▶ [READING PASSAGE]
# # #
Summary: In the great adventure, God does not promise us that there will not be problems along the way, but He does promise to be with every step.
The Great Adventure
Text: Matt. 2:13-23
1. Illustration: The following ad once appeared in a London newspaper: "Men wanted for hazardous journey. Small wages, bitter cold, long months of complete darkness, constant danger, safe return doubtful." The ad was signed by Sir Ernest Shackleton, Antarctic explorer. Amazingly, the ad drew thousands of respondents, eager to sacrifice everything for the prospect of meaningful adventure.
2. There is no more meaningful adventure than the Christian life. Jesus promised His followers:
3. Illustration: Started out this morning in the usual way
Chasing thoughts inside my head of all I had to do today
Another time around the circle try to make it better than the last
I opened up the Bible and I read about me
Said I’d been a prisoner and God’s grace had set me free
And somewhere between the pages it hit me like a lightning bolt
I saw a big frontier in front of me and I heard somebody say "let’s go"!
Saddle up your horses we’ve got a trail to blaze
Through the wild blue yonder of God’s amazing grace
Let’s follow our leader into the glorious unknown
This is a life like no other - this is The Great Adventure
Come on get ready for the ride of your life
Gonna leave long faced religion in a cloud of dust behind
And discover all the new horizons just waiting to be explored
This is what we were created for (From the song "The Great Adventure," by Steven Curtis Chapman)
# # #
▶ [DATA EXTRACT]

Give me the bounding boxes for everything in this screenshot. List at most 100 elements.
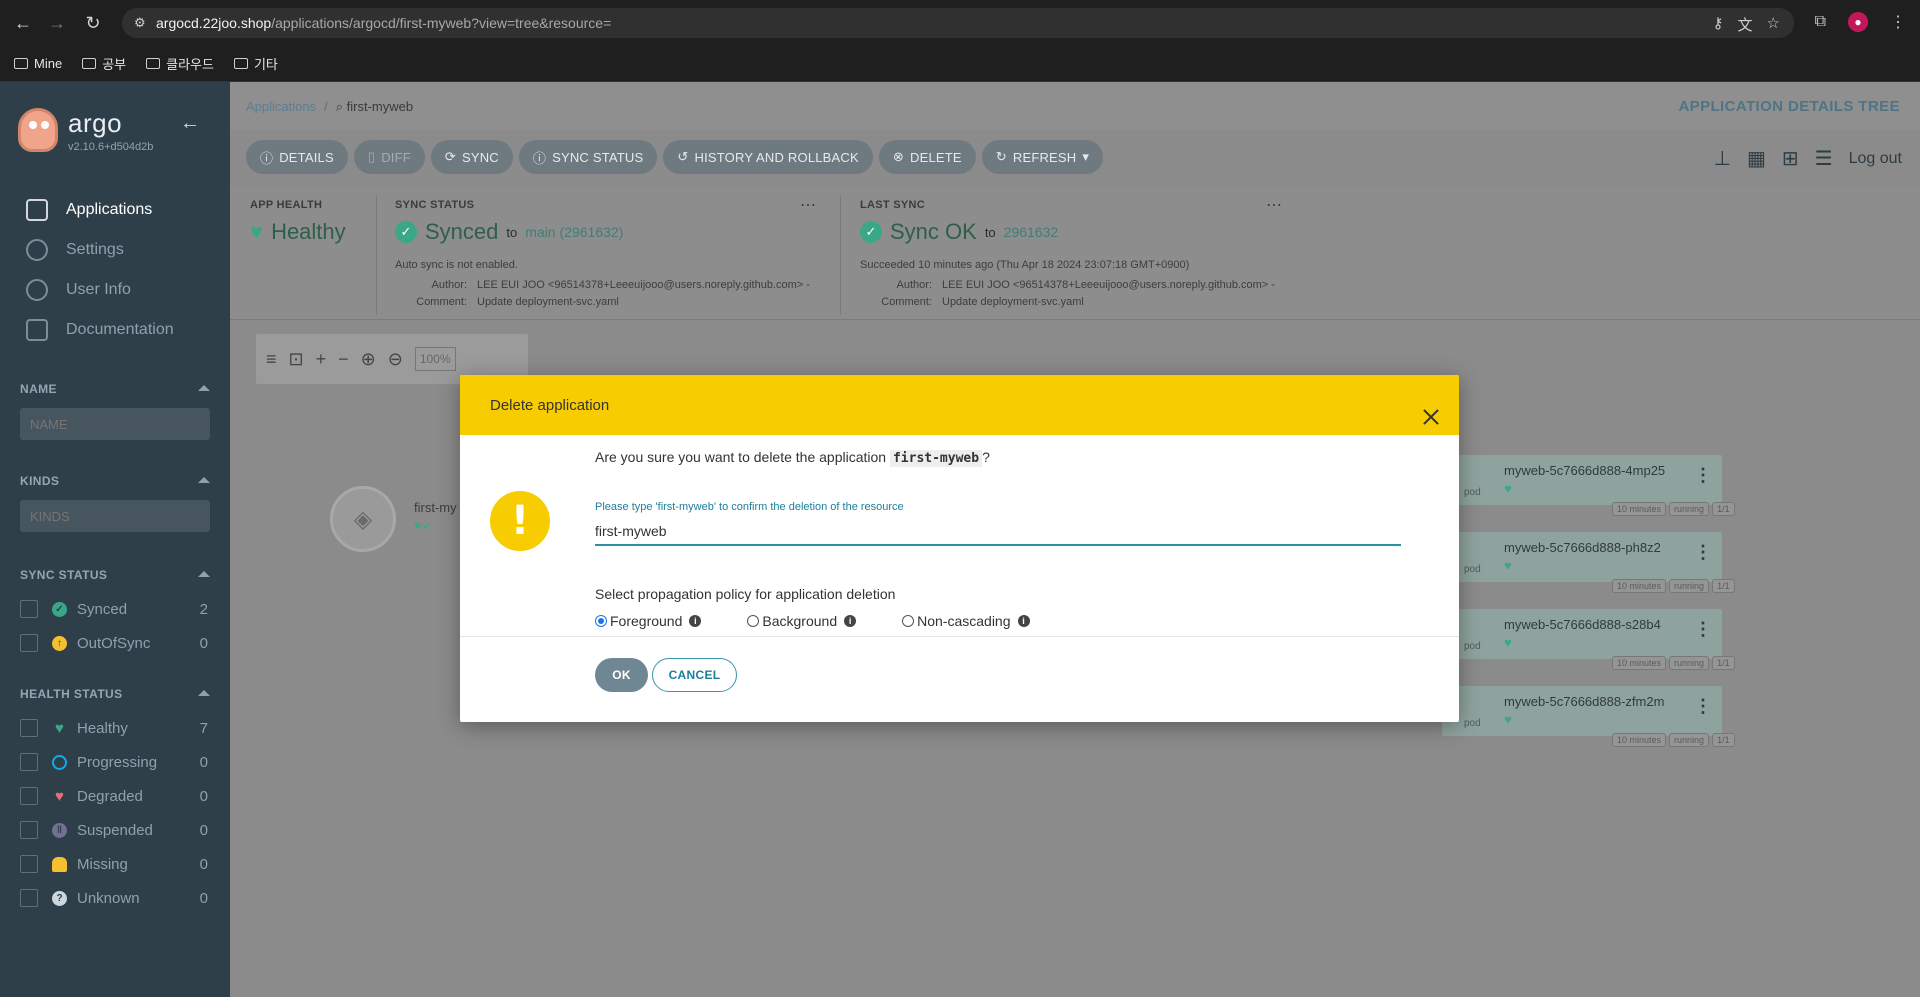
# # #
▶ [GIVEN TASK A]
Duplicate the part of the Great Adventure sermon that opens with the words containing "Saddle up your" and closes with "Steven Curtis Chapman)".
▶ [GIVEN TASK B]
Pick up the Great Adventure sermon from its last line and continue it.
The data is separate material, unrelated to the sermon.

▶ [WRITTEN ANSWER A]
Saddle up your horses we’ve got a trail to blaze
Through the wild blue yonder of God’s amazing grace
Let’s follow our leader into the glorious unknown
This is a life like no other - this is The Great Adventure
Come on get ready for the ride of your life
Gonna leave long faced religion in a cloud of dust behind
And discover all the new horizons just waiting to be explored
This is what we were created for (From the song "The Great Adventure," by Steven Curtis Chapman)

▶ [WRITTEN ANSWER B]
4. In this great adventure:
• God calls us to step out in faith
• God promises to protect us along the way
• God will brings us to our destination
Proposition: In the great adventure, God does not promise us that there will not be problems along the way, but He does promise to be with every step.
Transition: First, we see that...
I. God Calls Us to Step Out in Faith (13-15)
A. The Lord Appeared to Joseph
1. After the wise men left, "an angel of the Lord appeared to Joseph in a dream, saying, "Arise, take the young Child and His mother, flee to Egypt, and stay there until I bring you word; for Herod will seek the young Child to destroy Him."
2. Now try to put yourself in Joseph’s shoes.
a. "Okay, Lord, you asked me to take Mary as my wife, even though she was pregnant with a child that isn’t mine."
b. "Then you want me to go all the way to Bethlehem and stay in a cave with all of the cows, horses, and chickens."
c. "Now you want me to go to Egypt, because the Herod wants to kill the child."
d. "What next?"
3. There were some problems with going to Egypt.
a. The first problem was they were wanted. Herod had people everywhere looking for them, so it was hazardous.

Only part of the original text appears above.